(Data excerpts)

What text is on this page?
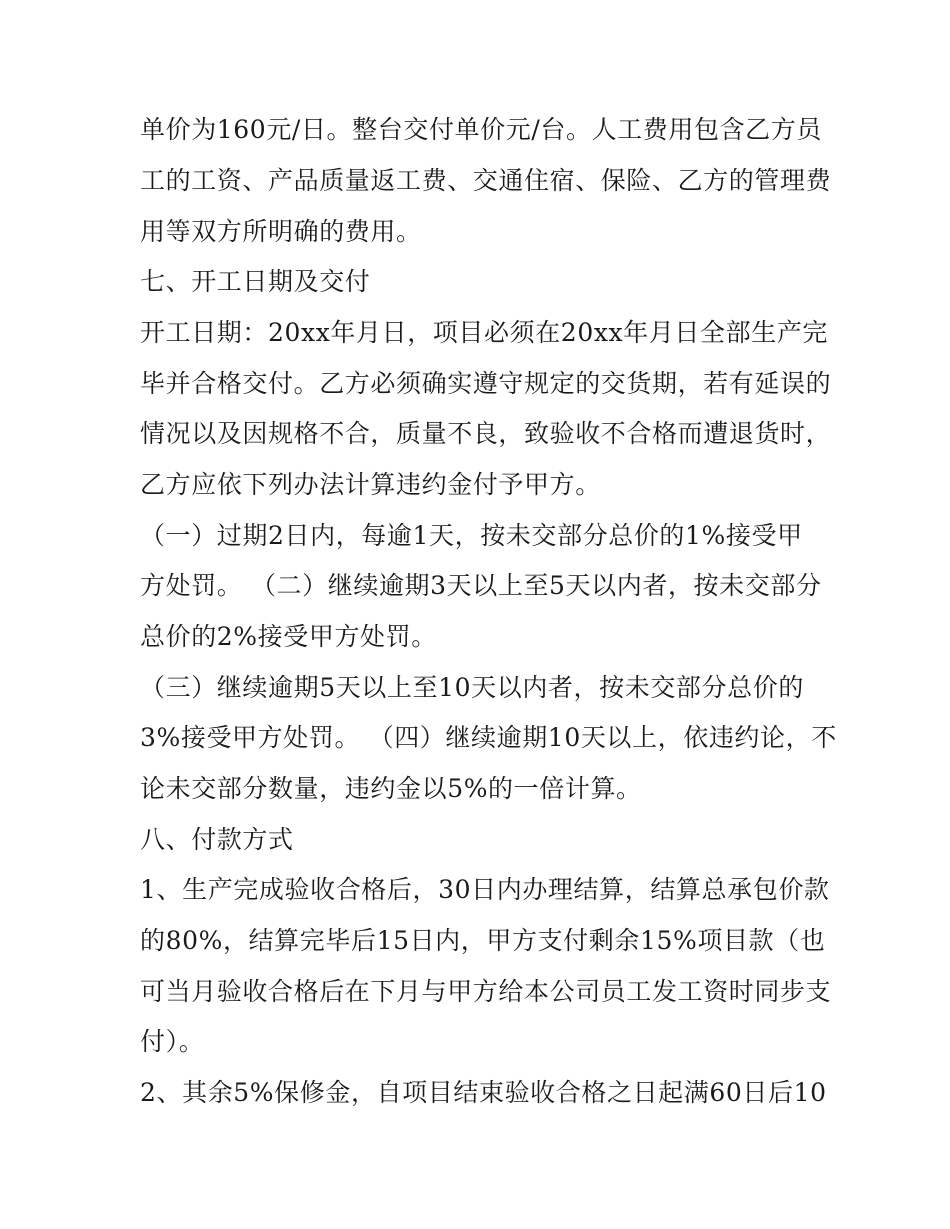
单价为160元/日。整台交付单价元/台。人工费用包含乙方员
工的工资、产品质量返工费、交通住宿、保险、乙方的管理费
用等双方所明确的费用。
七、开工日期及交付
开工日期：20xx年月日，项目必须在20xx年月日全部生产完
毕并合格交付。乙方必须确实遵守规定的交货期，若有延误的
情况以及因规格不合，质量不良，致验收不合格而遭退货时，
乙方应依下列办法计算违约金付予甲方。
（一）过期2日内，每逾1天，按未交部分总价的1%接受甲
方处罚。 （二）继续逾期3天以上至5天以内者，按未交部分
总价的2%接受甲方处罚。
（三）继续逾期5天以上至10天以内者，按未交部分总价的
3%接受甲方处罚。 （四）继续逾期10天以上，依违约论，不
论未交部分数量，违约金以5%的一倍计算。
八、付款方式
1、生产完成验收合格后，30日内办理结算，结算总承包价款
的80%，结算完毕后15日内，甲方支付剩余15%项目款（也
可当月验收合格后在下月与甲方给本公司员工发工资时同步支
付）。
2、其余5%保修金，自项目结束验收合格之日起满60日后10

* * *

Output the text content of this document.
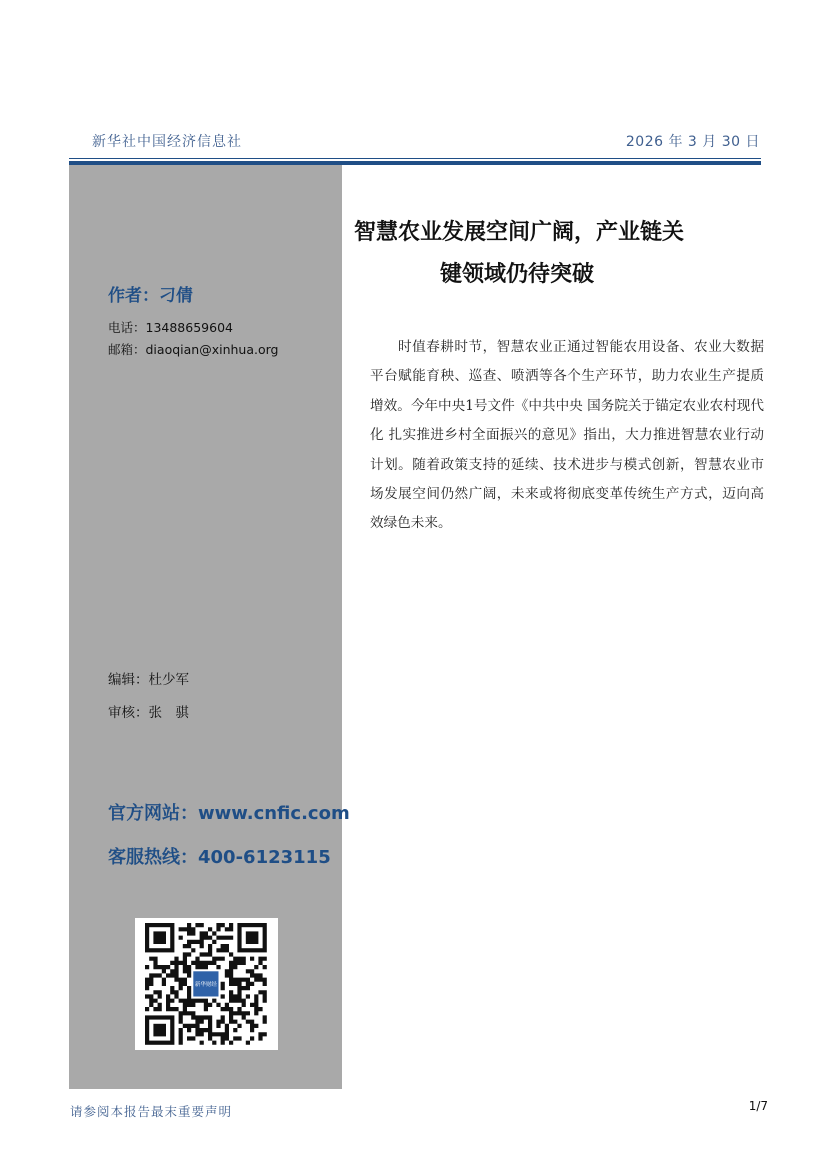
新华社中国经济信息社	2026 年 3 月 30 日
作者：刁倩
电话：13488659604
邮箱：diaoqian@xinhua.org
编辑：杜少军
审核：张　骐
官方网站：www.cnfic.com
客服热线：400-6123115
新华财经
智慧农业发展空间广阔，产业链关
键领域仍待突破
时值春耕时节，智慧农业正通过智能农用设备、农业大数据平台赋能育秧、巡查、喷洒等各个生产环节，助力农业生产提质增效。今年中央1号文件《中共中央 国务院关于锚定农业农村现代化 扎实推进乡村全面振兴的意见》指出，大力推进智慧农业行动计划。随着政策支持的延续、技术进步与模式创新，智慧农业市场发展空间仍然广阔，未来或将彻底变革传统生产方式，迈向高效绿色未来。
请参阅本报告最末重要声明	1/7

* * *

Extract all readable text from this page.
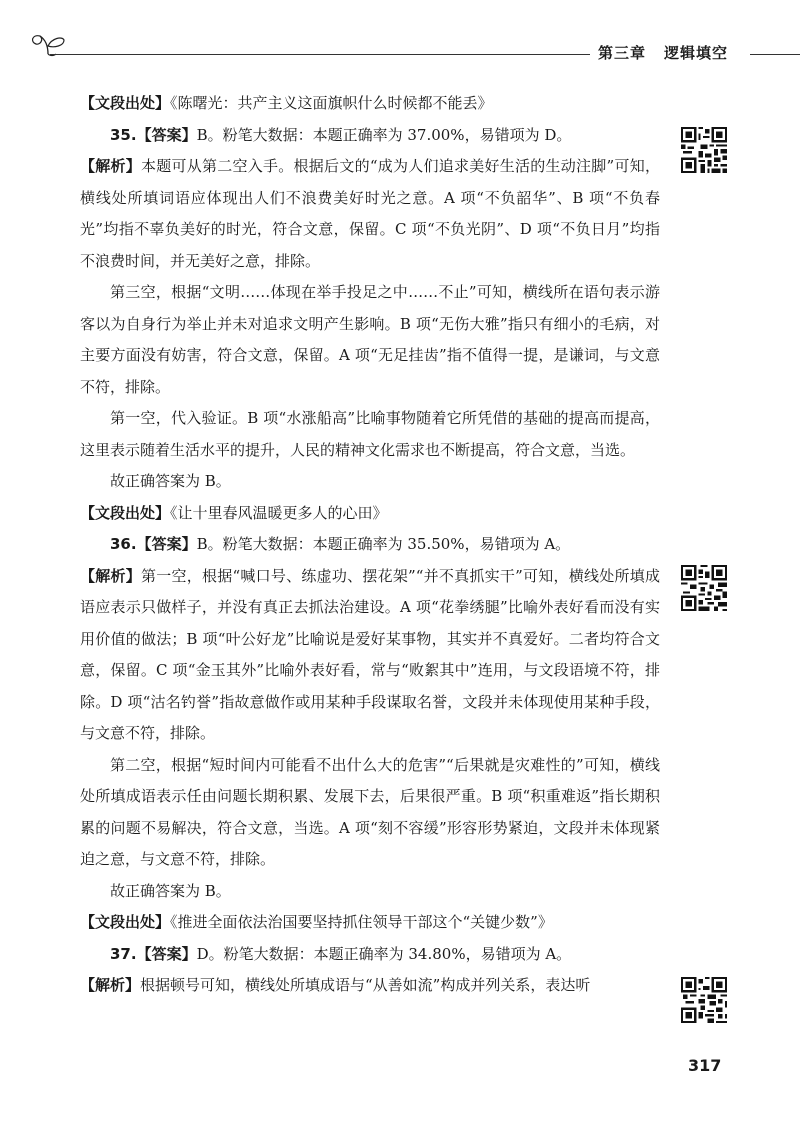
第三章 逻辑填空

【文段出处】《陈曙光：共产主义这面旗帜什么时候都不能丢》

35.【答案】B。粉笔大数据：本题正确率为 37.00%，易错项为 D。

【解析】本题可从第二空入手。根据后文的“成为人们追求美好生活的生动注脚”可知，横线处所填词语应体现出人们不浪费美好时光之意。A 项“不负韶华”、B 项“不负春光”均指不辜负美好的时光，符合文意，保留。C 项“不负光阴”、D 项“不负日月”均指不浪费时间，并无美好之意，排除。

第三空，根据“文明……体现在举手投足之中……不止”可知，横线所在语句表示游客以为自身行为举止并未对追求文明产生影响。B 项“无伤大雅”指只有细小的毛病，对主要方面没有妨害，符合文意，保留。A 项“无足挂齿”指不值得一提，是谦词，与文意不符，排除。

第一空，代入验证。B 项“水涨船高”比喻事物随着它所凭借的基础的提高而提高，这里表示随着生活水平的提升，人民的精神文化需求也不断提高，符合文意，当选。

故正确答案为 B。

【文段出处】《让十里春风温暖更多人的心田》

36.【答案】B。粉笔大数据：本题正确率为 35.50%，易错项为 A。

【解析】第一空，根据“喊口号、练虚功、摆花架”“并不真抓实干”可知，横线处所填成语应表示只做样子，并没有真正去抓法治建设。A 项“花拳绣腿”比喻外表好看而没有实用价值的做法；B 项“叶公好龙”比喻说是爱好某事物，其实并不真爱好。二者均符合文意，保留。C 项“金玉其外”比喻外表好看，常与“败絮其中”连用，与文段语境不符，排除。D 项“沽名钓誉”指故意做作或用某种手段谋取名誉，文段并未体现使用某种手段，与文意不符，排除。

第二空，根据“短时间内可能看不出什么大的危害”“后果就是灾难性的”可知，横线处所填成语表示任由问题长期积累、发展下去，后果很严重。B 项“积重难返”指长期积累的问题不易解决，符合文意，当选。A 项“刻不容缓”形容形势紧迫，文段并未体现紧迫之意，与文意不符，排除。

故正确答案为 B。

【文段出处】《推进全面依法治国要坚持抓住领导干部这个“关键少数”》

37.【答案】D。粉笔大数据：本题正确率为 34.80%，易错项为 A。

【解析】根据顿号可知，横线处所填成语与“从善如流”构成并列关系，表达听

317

= EXERCISE INSTRUCTIONS =
Whichever lines contain the string "粉笔大数据", select and copy them.

= OUTPUT FOR THIS TASK =
35.【答案】B。粉笔大数据：本题正确率为 37.00%，易错项为 D。
36.【答案】B。粉笔大数据：本题正确率为 35.50%，易错项为 A。
37.【答案】D。粉笔大数据：本题正确率为 34.80%，易错项为 A。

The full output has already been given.